# Travail à faire
1 – Recopiez l'extrait sur les sauvignons de Styrie à partir de « Les règles pour » et jusqu'à « bouchon en verre. », en remplaçant « bouchon en verre » par « bouchon synthétique ».
2 – Selon l'extrait sur les sauvignons de Styrie, quel rendement maximum les règles imposent-elles aux Grosse Lage ?

:: Extrait ::

Les règles pour les Grosse Lage (grand cru), vont encore plus loin avec un rendement maximum de 35 hectolitres, des exigences quant à la nature des sols, des vignes d’au moins 15 ans d’âge et une capacité de vieillissement de 10 ans. Il leur faut en outre un élevage de 18 mois. Chaque catégorie porte une double identification, à la fois sur l’étiquette et sur la coiffe. A noter aussi que 9 domaines sur 10 ont totalement abandonné le liège comme système de fermeture, y compris que les vins de grand cru. Ils utilisent soit la capsule à vis, soit le bouchon en verre.
Comment résumer le style de ces sauvignons de Styrie? Il est parfois plus facile de dire ce qu’ils ne sont pas, mais je ferai aussi quelques remarques sur leurs évolutions stylistiques depuis quelques années, ayant pu déguster des échantillons qui remontaient une vingtaine d’années en arrière. Le style actuel est bien plus restreint que celui des Sauvignons néo-zélandais, par exemple. Surtout ils n’ont que rarement des arômes végétaux de buis ou de poivron vert, et ne vont que rarement vers la gamme très expressive et parfois luxuriante de fruits tropicaux. Je pense qu’un long élevage très peu interventionniste (très peu de bâtonnages ni de soutirages, et un usage très modéré de sulfites) est en grande partie responsable de l’extrême raffinement de texture que j’ai trouvé dans beaucoup des vins. Ils sont d’une suavité quasi-soyeuse, sans jamais devenir mous ! Bien entendu, chaque vigneron donne son style à ses vins, mais un climat quasi-identique sur toute la région et l’effet d’une saine émulation se sont combinés pour rehausser le niveau général des sauvignons de Styrie d’une manière remarquable.

:::
:: Relevé des données ::

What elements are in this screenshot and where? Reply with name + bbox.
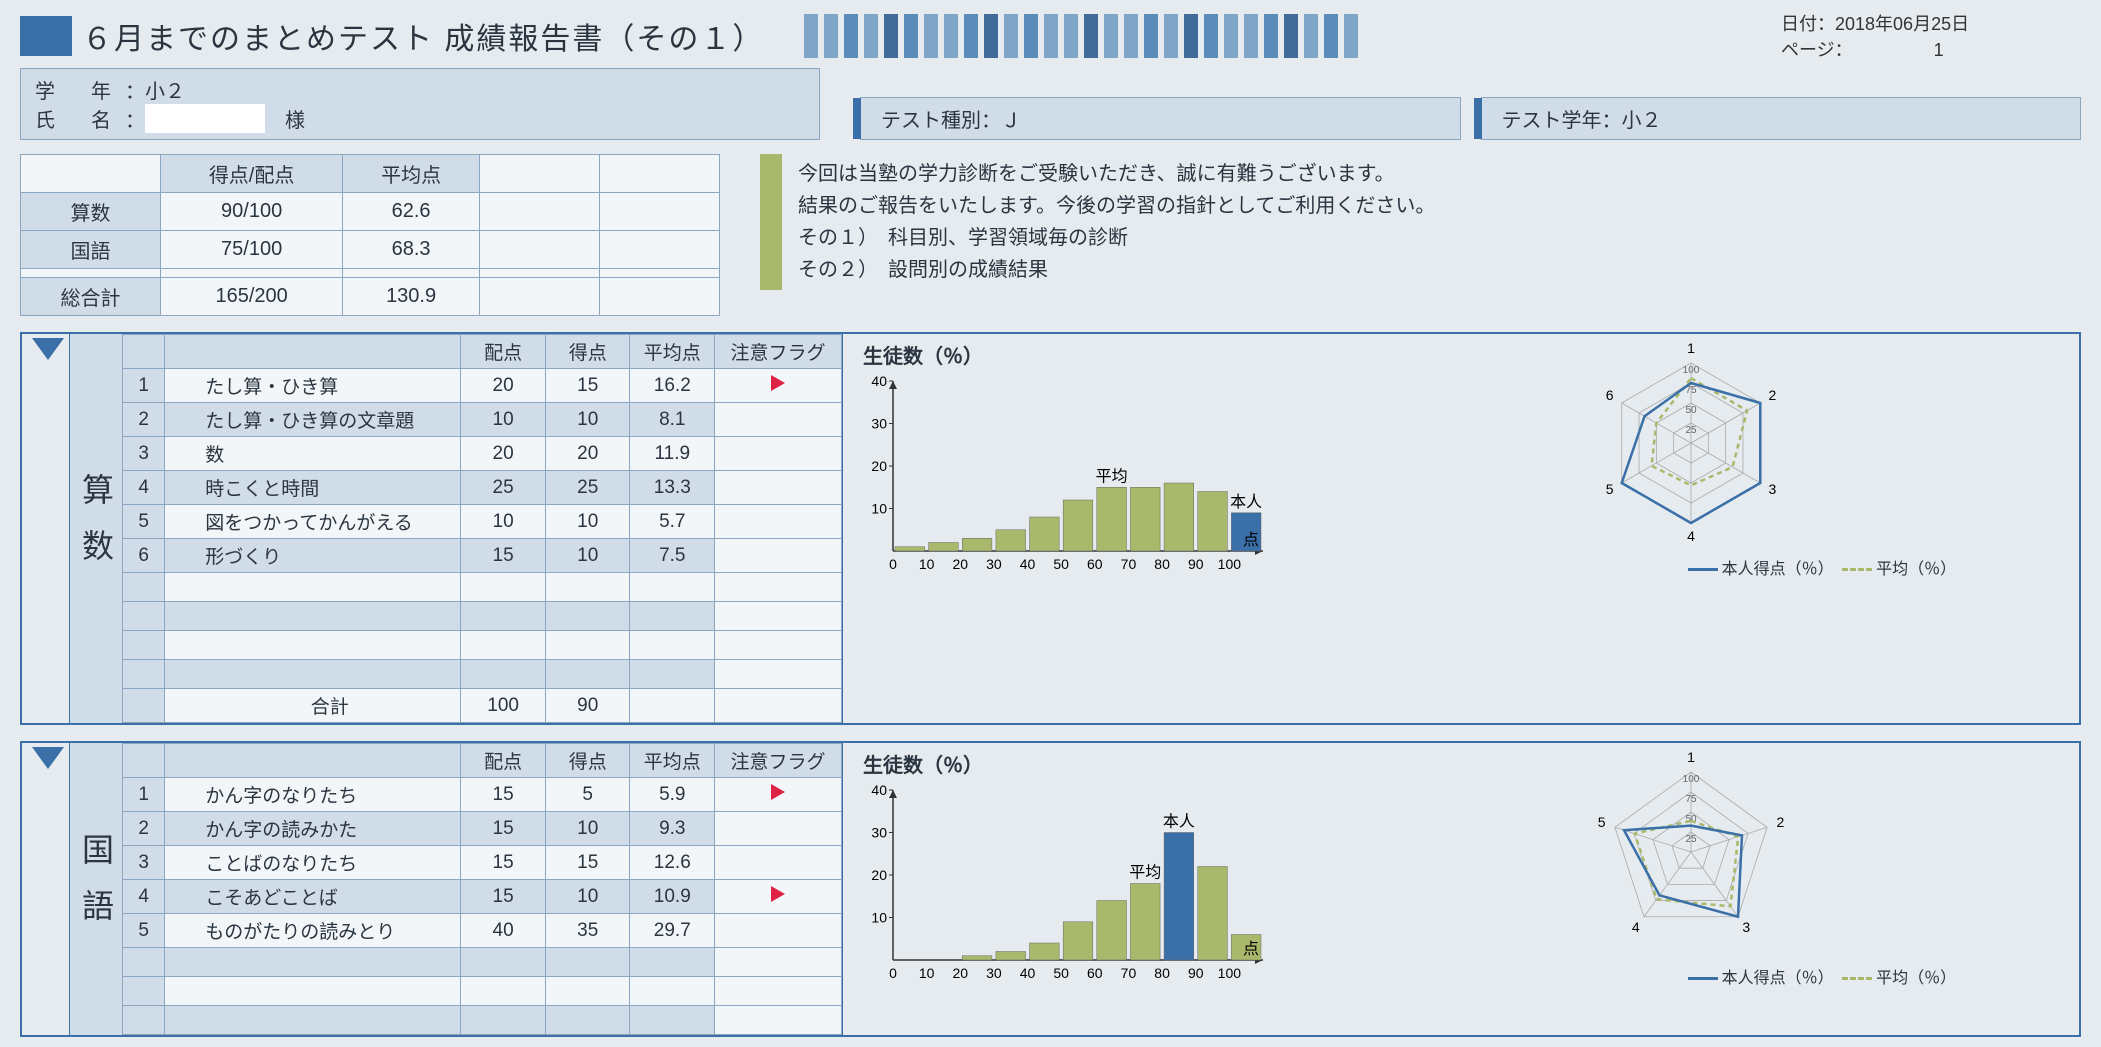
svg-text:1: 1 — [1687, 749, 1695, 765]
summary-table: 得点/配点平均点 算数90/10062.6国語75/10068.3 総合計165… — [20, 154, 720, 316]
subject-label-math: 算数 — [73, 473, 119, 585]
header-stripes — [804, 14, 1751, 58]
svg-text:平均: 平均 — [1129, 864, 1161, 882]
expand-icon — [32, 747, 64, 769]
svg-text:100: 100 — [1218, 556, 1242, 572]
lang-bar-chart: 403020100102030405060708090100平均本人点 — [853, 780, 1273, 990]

:::

# Corrigés
1 –
Les règles pour les Grosse Lage (grand cru), vont encore plus loin avec un rendement maximum de 35 hectolitres, des exigences quant à la nature des sols, des vignes d’au moins 15 ans d’âge et une capacité de vieillissement de 10 ans. Il leur faut en outre un élevage de 18 mois. Chaque catégorie porte une double identification, à la fois sur l’étiquette et sur la coiffe. A noter aussi que 9 domaines sur 10 ont totalement abandonné le liège comme système de fermeture, y compris que les vins de grand cru. Ils utilisent soit la capsule à vis, soit le bouchon synthétique.

2 – Un rendement maximum de 35 hectolitres.